[[ Exercise passage open ]]

I say this, not because I am particularly fond of Lenin or theoretically attached to Bolshevism but, because it is the only instance I know of in which a revolutionary effectively intervened in an explosive proletarian development from the outside. Mac Intosh, I am, to understate the matter, highly dubious that it gets done with pronouncements emanating from a faculty office in Queens or a study in the New Jersey suburbs as the case may be. The problem, though, is not yours alone, but a shortcoming on left communism going back to Nazi ascendancy in early 1933, to the destruction of mass organizations of the German proletariat and the “liquidation,” i.e., the murder or shipment off to concentration camps, of its most militant layers: Prior to this moment, the “lefts” never faced this situation that developed the other side of this “event,” and thereafter left communists have never developed a practice fully adequate to a non-revolutionary period, so these lefts either lay back and patiently await the next revolutionary wave… no doubt, the “pro-revolutionary” version of Heideggerian Gelassenheit as she confronts her existential anguish, endures the world and waits for being to turn, and depth psychologically a contemplative attitude that is behaviorally indistinguishable from that of contemporary religious bigots, those evangelical Christians who expectantly await the “final days”… or if they cannot accept the passivity they reach out to those who are not even part of their theoretical universe (e.g., to Trotskyists).

You see, Mac Intosh, a revolutionary theory draws its life from its confrontations with the class, not as an object for capital, but in so far as it, or any of its layers, tends toward class action. So that, for example, in Wisconsin we can see one of our failings coming back to haunt us, precisely because there were no revolutionaries embedded among public sector workers there all the possibilities that emerged in the immediate wake of the strike wave were lost, squandered and, by default, a reformist orientation triumphed. If, moreover, revolutionaries are not organic to the class, if revolutionary theory fails to engage the class insofar as it tends toward class activity, it not only stagnates, its ideologizes itself, so, again for example, you deploy the notion of the Gesamtarbeiter, in your hands a vacuous abstraction that is utilized to beat about the heads of those Wisconsin workers you would have hopelessly mired in reformism … after several postings and articles wherein I’ve elaborated a sense of this concept that relates it to workers engaged in struggle, after confronting IP here in North America in private correspondence challenging its, and your, purely positive and empirical use of this term, where have you ever offered anything other than a more or less literal translation, “collective worker”?… So you counterpose in your hands this gross abstraction, the Gesamtarbeiter, to the Wisconsin workers, precisely those who, in offering in the first proletarian phase of those events the possibility of challenge to capital, constituted themselves as an active layer, a moment in a worldwide productively connected struggle by living, breathing waged human beings against capitalist efforts to reduce us to a mechanical assemblage, labor power as its exists for capital within the collective work processes of capitalism, i.e., to subordinate us to in our fight against the movement and logic of capital.

[[ Exercise passage closed ]]

Continue the passage on left communism and the Wisconsin workers, beginning right after its final sentence.

[[ Source data open ]]

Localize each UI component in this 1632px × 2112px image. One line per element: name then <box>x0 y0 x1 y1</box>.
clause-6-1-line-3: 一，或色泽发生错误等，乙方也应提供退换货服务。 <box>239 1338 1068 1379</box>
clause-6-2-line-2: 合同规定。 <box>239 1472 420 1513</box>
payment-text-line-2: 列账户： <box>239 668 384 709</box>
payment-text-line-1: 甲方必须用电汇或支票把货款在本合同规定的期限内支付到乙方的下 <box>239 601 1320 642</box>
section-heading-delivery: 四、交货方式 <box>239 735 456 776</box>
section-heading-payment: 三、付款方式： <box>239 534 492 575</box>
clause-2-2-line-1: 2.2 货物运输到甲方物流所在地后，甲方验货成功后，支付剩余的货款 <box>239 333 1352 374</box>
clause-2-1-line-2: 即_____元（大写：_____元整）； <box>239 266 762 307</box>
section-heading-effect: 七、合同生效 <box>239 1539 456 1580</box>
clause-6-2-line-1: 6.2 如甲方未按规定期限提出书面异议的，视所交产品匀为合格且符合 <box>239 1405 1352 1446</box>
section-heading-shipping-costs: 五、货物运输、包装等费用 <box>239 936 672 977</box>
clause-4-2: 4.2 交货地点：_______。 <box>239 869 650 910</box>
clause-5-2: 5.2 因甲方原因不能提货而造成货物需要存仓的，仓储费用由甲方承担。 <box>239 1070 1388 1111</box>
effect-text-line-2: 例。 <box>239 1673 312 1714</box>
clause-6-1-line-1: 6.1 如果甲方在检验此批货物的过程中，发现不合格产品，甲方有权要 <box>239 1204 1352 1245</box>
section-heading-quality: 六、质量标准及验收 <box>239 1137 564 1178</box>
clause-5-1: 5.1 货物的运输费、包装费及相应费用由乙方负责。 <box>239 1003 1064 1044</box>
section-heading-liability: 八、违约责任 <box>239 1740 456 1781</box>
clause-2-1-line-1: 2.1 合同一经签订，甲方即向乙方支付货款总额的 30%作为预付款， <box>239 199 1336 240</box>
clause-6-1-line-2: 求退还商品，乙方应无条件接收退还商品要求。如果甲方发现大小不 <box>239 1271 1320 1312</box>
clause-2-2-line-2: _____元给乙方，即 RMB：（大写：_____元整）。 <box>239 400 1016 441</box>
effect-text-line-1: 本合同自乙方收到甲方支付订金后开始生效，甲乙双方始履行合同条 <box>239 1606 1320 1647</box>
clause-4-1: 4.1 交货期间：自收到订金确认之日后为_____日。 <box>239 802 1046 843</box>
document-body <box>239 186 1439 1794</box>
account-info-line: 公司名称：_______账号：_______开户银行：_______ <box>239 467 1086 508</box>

[[ Source data closed ]]

=== Final answer ===
So the “pro-revolutionary milieu” (a term which has the purely passive connotation of cheerleading) arrives at an impasse of which it is not even cognizant: Incapable of effective intervention, “pro-revolutionaries” instead engage in commentaries, like Goldner’s, which effect nothing, transform no given conditions and in this sense too are contemplative, precisely because they are addressed to other “pro- revolutionaries” so-called who are tenuously linked to the class in only the remotest sense, but not to those workers who are actually moving. The events pass the “pro-revolutionaries” by, and they, completely blind to what has transpired, proclaim it was all “an intra-capitalist struggle… between competing factions of the capitalist class.”